Required task:
Set down the data below without change, skipping the pictures it holds.

Dataset entries on figures:
************

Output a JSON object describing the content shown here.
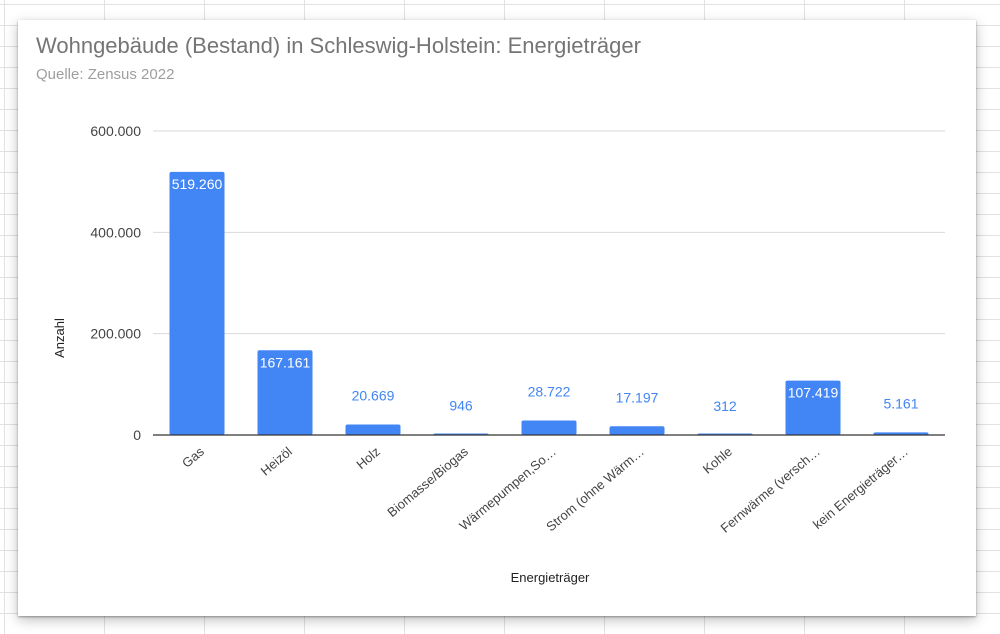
{
  "chart_data": {
    "type": "bar",
    "title": "Wohngebäude (Bestand) in Schleswig-Holstein: Energieträger",
    "subtitle": "Quelle: Zensus 2022",
    "xlabel": "Energieträger",
    "ylabel": "Anzahl",
    "ylim": [
      0,
      600000
    ],
    "yticks": [
      0,
      200000,
      400000,
      600000
    ],
    "ytick_labels": [
      "0",
      "200.000",
      "400.000",
      "600.000"
    ],
    "grid": true,
    "categories": [
      "Gas",
      "Heizöl",
      "Holz",
      "Biomasse/Biogas",
      "Wärmepumpen,So…",
      "Strom (ohne Wärm…",
      "Kohle",
      "Fernwärme (versch…",
      "kein Energieträger…"
    ],
    "values": [
      519260,
      167161,
      20669,
      946,
      28722,
      17197,
      312,
      107419,
      5161
    ],
    "value_labels": [
      "519.260",
      "167.161",
      "20.669",
      "946",
      "28.722",
      "17.197",
      "312",
      "107.419",
      "5.161"
    ],
    "colors": {
      "bar": "#4285f4",
      "label_inside": "#ffffff",
      "label_outside": "#4285f4",
      "axis_text": "#444444",
      "gridline": "#d9d9d9",
      "baseline": "#333333"
    }
  }
}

************

Response to this exercise:
Output a JSON object describing the content shown here.
{
  "chart_data": {
    "type": "bar",
    "title": "Wohngebäude (Bestand) in Schleswig-Holstein: Energieträger",
    "subtitle": "Quelle: Zensus 2022",
    "xlabel": "Energieträger",
    "ylabel": "Anzahl",
    "ylim": [
      0,
      600000
    ],
    "yticks": [
      0,
      200000,
      400000,
      600000
    ],
    "ytick_labels": [
      "0",
      "200.000",
      "400.000",
      "600.000"
    ],
    "grid": true,
    "categories": [
      "Gas",
      "Heizöl",
      "Holz",
      "Biomasse/Biogas",
      "Wärmepumpen,So…",
      "Strom (ohne Wärm…",
      "Kohle",
      "Fernwärme (versch…",
      "kein Energieträger…"
    ],
    "values": [
      519260,
      167161,
      20669,
      946,
      28722,
      17197,
      312,
      107419,
      5161
    ],
    "value_labels": [
      "519.260",
      "167.161",
      "20.669",
      "946",
      "28.722",
      "17.197",
      "312",
      "107.419",
      "5.161"
    ],
    "colors": {
      "bar": "#4285f4",
      "label_inside": "#ffffff",
      "label_outside": "#4285f4",
      "axis_text": "#444444",
      "gridline": "#d9d9d9",
      "baseline": "#333333"
    }
  }
}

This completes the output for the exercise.